=== Extracted material ===
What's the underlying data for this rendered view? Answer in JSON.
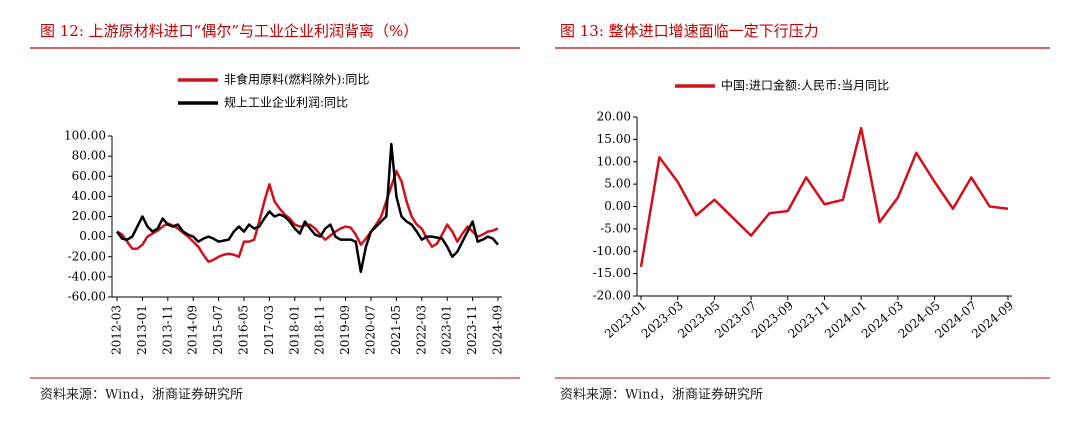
{
  "chart_data": [
    {
      "type": "line",
      "title": "图 12:  上游原材料进口“偶尔”与工业企业利润背离（%）",
      "source": "资料来源：Wind，浙商证券研究所",
      "categories": [
        "2012-03",
        null,
        null,
        null,
        null,
        "2013-01",
        null,
        null,
        null,
        null,
        "2013-11",
        null,
        null,
        null,
        null,
        "2014-09",
        null,
        null,
        null,
        null,
        "2015-07",
        null,
        null,
        null,
        null,
        "2016-05",
        null,
        null,
        null,
        null,
        "2017-03",
        null,
        null,
        null,
        null,
        "2018-01",
        null,
        null,
        null,
        null,
        "2018-11",
        null,
        null,
        null,
        null,
        "2019-09",
        null,
        null,
        null,
        null,
        "2020-07",
        null,
        null,
        null,
        null,
        "2021-05",
        null,
        null,
        null,
        null,
        "2022-03",
        null,
        null,
        null,
        null,
        "2023-01",
        null,
        null,
        null,
        null,
        "2023-11",
        null,
        null,
        null,
        null,
        "2024-09"
      ],
      "series": [
        {
          "name": "非食用原料(燃料除外):同比",
          "color": "#d0101a",
          "values": [
            5,
            2,
            -5,
            -12,
            -12,
            -8,
            0,
            3,
            6,
            10,
            13,
            11,
            8,
            4,
            0,
            -5,
            -10,
            -18,
            -25,
            -23,
            -20,
            -18,
            -17,
            -18,
            -20,
            -5,
            -5,
            -3,
            15,
            35,
            52,
            35,
            28,
            22,
            18,
            12,
            10,
            11,
            12,
            8,
            2,
            -3,
            1,
            5,
            8,
            10,
            9,
            2,
            -8,
            -2,
            5,
            12,
            20,
            35,
            50,
            65,
            55,
            35,
            20,
            12,
            8,
            -2,
            -10,
            -7,
            2,
            12,
            5,
            -5,
            3,
            10,
            5,
            0,
            2,
            5,
            6,
            8
          ]
        },
        {
          "name": "规上工业企业利润:同比",
          "color": "#000000",
          "values": [
            5,
            -2,
            -3,
            0,
            10,
            20,
            10,
            5,
            8,
            18,
            12,
            10,
            12,
            5,
            2,
            0,
            -5,
            -2,
            0,
            -2,
            -5,
            -4,
            -3,
            5,
            10,
            5,
            12,
            8,
            10,
            18,
            25,
            20,
            22,
            20,
            15,
            8,
            3,
            15,
            8,
            2,
            0,
            8,
            12,
            0,
            -3,
            -3,
            -3,
            -5,
            -35,
            -10,
            5,
            10,
            15,
            20,
            92,
            40,
            20,
            15,
            12,
            5,
            -3,
            0,
            0,
            -1,
            -2,
            -10,
            -20,
            -15,
            -5,
            5,
            15,
            -5,
            -3,
            0,
            -2,
            -8
          ]
        }
      ],
      "ylim": [
        -60,
        100
      ],
      "yticks": [
        {
          "value": -60,
          "label": "-60.00"
        },
        {
          "value": -40,
          "label": "-40.00"
        },
        {
          "value": -20,
          "label": "-20.00"
        },
        {
          "value": 0,
          "label": "0.00"
        },
        {
          "value": 20,
          "label": "20.00"
        },
        {
          "value": 40,
          "label": "40.00"
        },
        {
          "value": 60,
          "label": "60.00"
        },
        {
          "value": 80,
          "label": "80.00"
        },
        {
          "value": 100,
          "label": "100.00"
        }
      ],
      "grid": false
    },
    {
      "type": "line",
      "title": "图 13:  整体进口增速面临一定下行压力",
      "source": "资料来源：Wind，浙商证券研究所",
      "categories": [
        "2023-01",
        null,
        "2023-03",
        null,
        "2023-05",
        null,
        "2023-07",
        null,
        "2023-09",
        null,
        "2023-11",
        null,
        "2024-01",
        null,
        "2024-03",
        null,
        "2024-05",
        null,
        "2024-07",
        null,
        "2024-09"
      ],
      "series": [
        {
          "name": "中国:进口金额:人民币:当月同比",
          "color": "#d0101a",
          "values": [
            -13.5,
            11,
            5.5,
            -2,
            1.5,
            -2.5,
            -6.5,
            -1.5,
            -1,
            6.5,
            0.5,
            1.5,
            17.5,
            -3.5,
            2,
            12,
            5.5,
            -0.5,
            6.5,
            0,
            -0.5
          ]
        }
      ],
      "ylim": [
        -20,
        20
      ],
      "yticks": [
        {
          "value": -20,
          "label": "-20.00"
        },
        {
          "value": -15,
          "label": "-15.00"
        },
        {
          "value": -10,
          "label": "-10.00"
        },
        {
          "value": -5,
          "label": "-5.00"
        },
        {
          "value": 0,
          "label": "0.00"
        },
        {
          "value": 5,
          "label": "5.00"
        },
        {
          "value": 10,
          "label": "10.00"
        },
        {
          "value": 15,
          "label": "15.00"
        },
        {
          "value": 20,
          "label": "20.00"
        }
      ],
      "grid": false
    }
  ]
}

=== Stated goal ===
Reproduce each line exactly as it appears, omitting the pictures.

=== Output ===
What's the underlying data for this rendered view? Answer in JSON.
{
  "chart_data": [
    {
      "type": "line",
      "title": "图 12:  上游原材料进口“偶尔”与工业企业利润背离（%）",
      "source": "资料来源：Wind，浙商证券研究所",
      "categories": [
        "2012-03",
        null,
        null,
        null,
        null,
        "2013-01",
        null,
        null,
        null,
        null,
        "2013-11",
        null,
        null,
        null,
        null,
        "2014-09",
        null,
        null,
        null,
        null,
        "2015-07",
        null,
        null,
        null,
        null,
        "2016-05",
        null,
        null,
        null,
        null,
        "2017-03",
        null,
        null,
        null,
        null,
        "2018-01",
        null,
        null,
        null,
        null,
        "2018-11",
        null,
        null,
        null,
        null,
        "2019-09",
        null,
        null,
        null,
        null,
        "2020-07",
        null,
        null,
        null,
        null,
        "2021-05",
        null,
        null,
        null,
        null,
        "2022-03",
        null,
        null,
        null,
        null,
        "2023-01",
        null,
        null,
        null,
        null,
        "2023-11",
        null,
        null,
        null,
        null,
        "2024-09"
      ],
      "series": [
        {
          "name": "非食用原料(燃料除外):同比",
          "color": "#d0101a",
          "values": [
            5,
            2,
            -5,
            -12,
            -12,
            -8,
            0,
            3,
            6,
            10,
            13,
            11,
            8,
            4,
            0,
            -5,
            -10,
            -18,
            -25,
            -23,
            -20,
            -18,
            -17,
            -18,
            -20,
            -5,
            -5,
            -3,
            15,
            35,
            52,
            35,
            28,
            22,
            18,
            12,
            10,
            11,
            12,
            8,
            2,
            -3,
            1,
            5,
            8,
            10,
            9,
            2,
            -8,
            -2,
            5,
            12,
            20,
            35,
            50,
            65,
            55,
            35,
            20,
            12,
            8,
            -2,
            -10,
            -7,
            2,
            12,
            5,
            -5,
            3,
            10,
            5,
            0,
            2,
            5,
            6,
            8
          ]
        },
        {
          "name": "规上工业企业利润:同比",
          "color": "#000000",
          "values": [
            5,
            -2,
            -3,
            0,
            10,
            20,
            10,
            5,
            8,
            18,
            12,
            10,
            12,
            5,
            2,
            0,
            -5,
            -2,
            0,
            -2,
            -5,
            -4,
            -3,
            5,
            10,
            5,
            12,
            8,
            10,
            18,
            25,
            20,
            22,
            20,
            15,
            8,
            3,
            15,
            8,
            2,
            0,
            8,
            12,
            0,
            -3,
            -3,
            -3,
            -5,
            -35,
            -10,
            5,
            10,
            15,
            20,
            92,
            40,
            20,
            15,
            12,
            5,
            -3,
            0,
            0,
            -1,
            -2,
            -10,
            -20,
            -15,
            -5,
            5,
            15,
            -5,
            -3,
            0,
            -2,
            -8
          ]
        }
      ],
      "ylim": [
        -60,
        100
      ],
      "yticks": [
        {
          "value": -60,
          "label": "-60.00"
        },
        {
          "value": -40,
          "label": "-40.00"
        },
        {
          "value": -20,
          "label": "-20.00"
        },
        {
          "value": 0,
          "label": "0.00"
        },
        {
          "value": 20,
          "label": "20.00"
        },
        {
          "value": 40,
          "label": "40.00"
        },
        {
          "value": 60,
          "label": "60.00"
        },
        {
          "value": 80,
          "label": "80.00"
        },
        {
          "value": 100,
          "label": "100.00"
        }
      ],
      "grid": false
    },
    {
      "type": "line",
      "title": "图 13:  整体进口增速面临一定下行压力",
      "source": "资料来源：Wind，浙商证券研究所",
      "categories": [
        "2023-01",
        null,
        "2023-03",
        null,
        "2023-05",
        null,
        "2023-07",
        null,
        "2023-09",
        null,
        "2023-11",
        null,
        "2024-01",
        null,
        "2024-03",
        null,
        "2024-05",
        null,
        "2024-07",
        null,
        "2024-09"
      ],
      "series": [
        {
          "name": "中国:进口金额:人民币:当月同比",
          "color": "#d0101a",
          "values": [
            -13.5,
            11,
            5.5,
            -2,
            1.5,
            -2.5,
            -6.5,
            -1.5,
            -1,
            6.5,
            0.5,
            1.5,
            17.5,
            -3.5,
            2,
            12,
            5.5,
            -0.5,
            6.5,
            0,
            -0.5
          ]
        }
      ],
      "ylim": [
        -20,
        20
      ],
      "yticks": [
        {
          "value": -20,
          "label": "-20.00"
        },
        {
          "value": -15,
          "label": "-15.00"
        },
        {
          "value": -10,
          "label": "-10.00"
        },
        {
          "value": -5,
          "label": "-5.00"
        },
        {
          "value": 0,
          "label": "0.00"
        },
        {
          "value": 5,
          "label": "5.00"
        },
        {
          "value": 10,
          "label": "10.00"
        },
        {
          "value": 15,
          "label": "15.00"
        },
        {
          "value": 20,
          "label": "20.00"
        }
      ],
      "grid": false
    }
  ]
}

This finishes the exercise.